** start Information given **
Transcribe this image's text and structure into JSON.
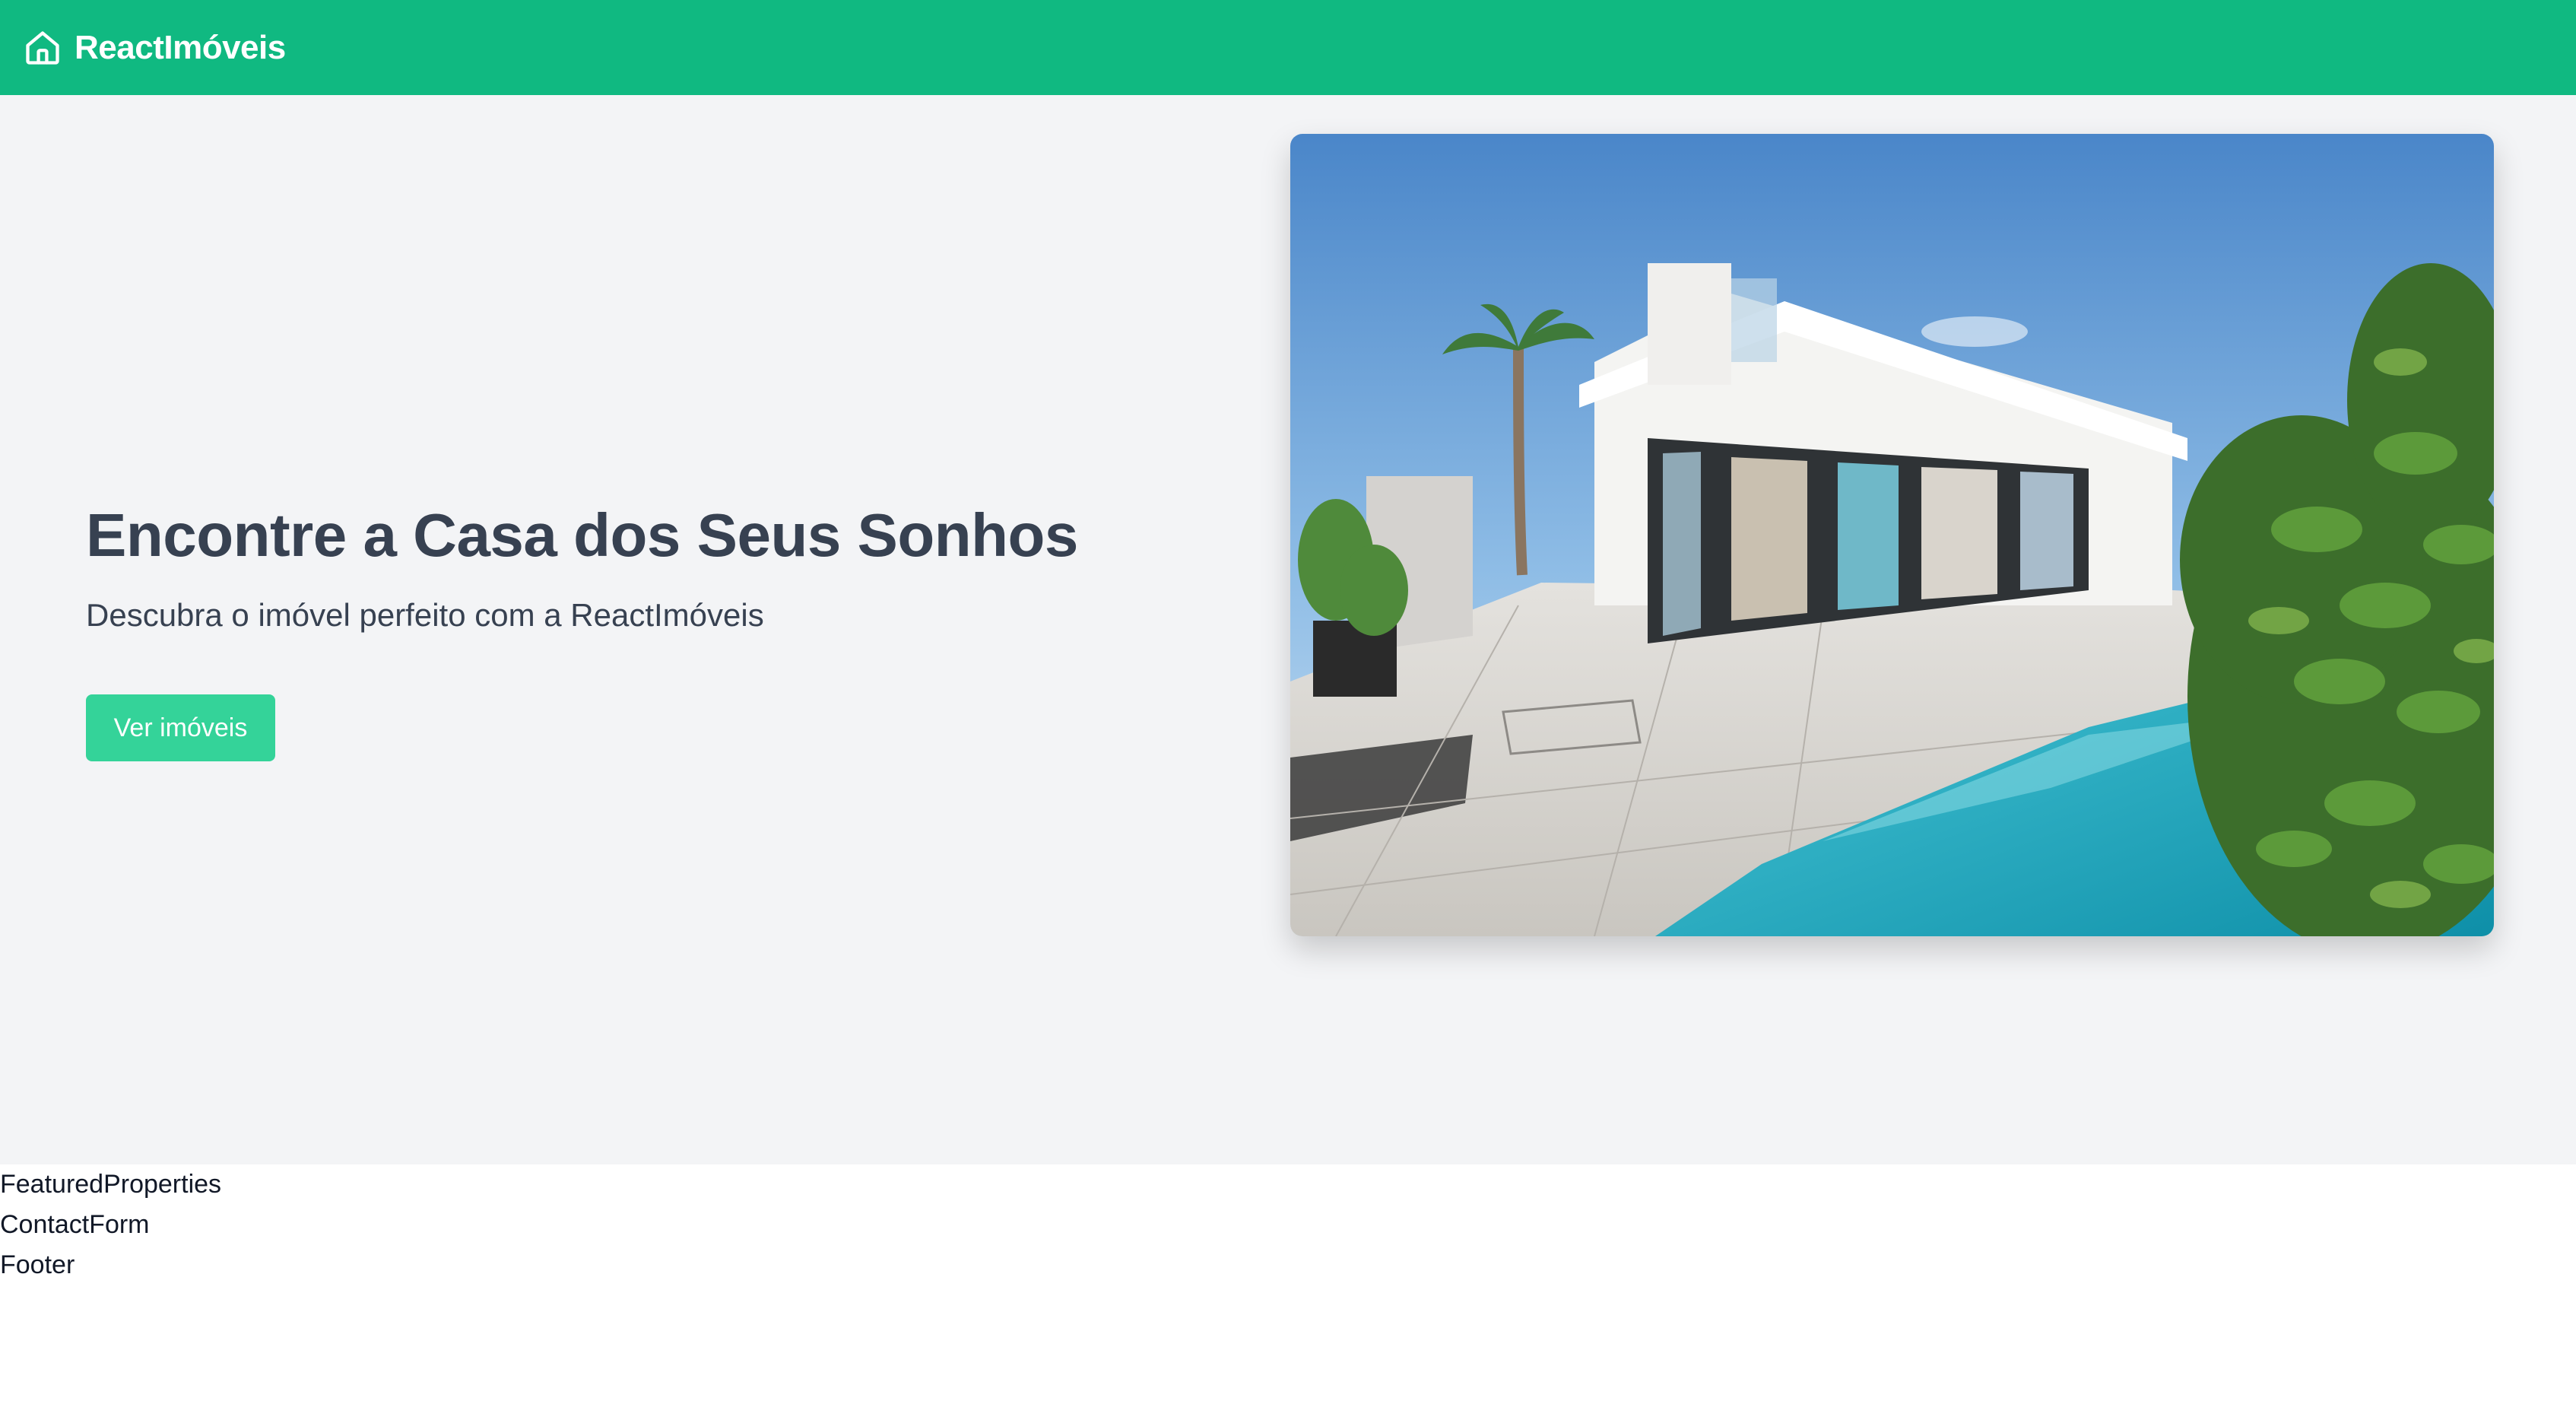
{
  "navbar": {
    "brand_name": "ReactImóveis",
    "brand_icon": "home-icon",
    "background": "#10b981"
  },
  "hero": {
    "title": "Encontre a Casa dos Seus Sonhos",
    "subtitle": "Descubra o imóvel perfeito com a ReactImóveis",
    "cta_label": "Ver imóveis",
    "cta_color": "#34d399",
    "background": "#f3f4f6",
    "image_subject": "modern-white-house-with-pool"
  },
  "placeholders": [
    "FeaturedProperties",
    "ContactForm",
    "Footer"
  ]
}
** end Information given **
Please write out all the data again word for word, but not the pictures.

Transcribe this image's text and structure into JSON.
{
  "navbar": {
    "brand_name": "ReactImóveis",
    "brand_icon": "home-icon",
    "background": "#10b981"
  },
  "hero": {
    "title": "Encontre a Casa dos Seus Sonhos",
    "subtitle": "Descubra o imóvel perfeito com a ReactImóveis",
    "cta_label": "Ver imóveis",
    "cta_color": "#34d399",
    "background": "#f3f4f6",
    "image_subject": "modern-white-house-with-pool"
  },
  "placeholders": [
    "FeaturedProperties",
    "ContactForm",
    "Footer"
  ]
}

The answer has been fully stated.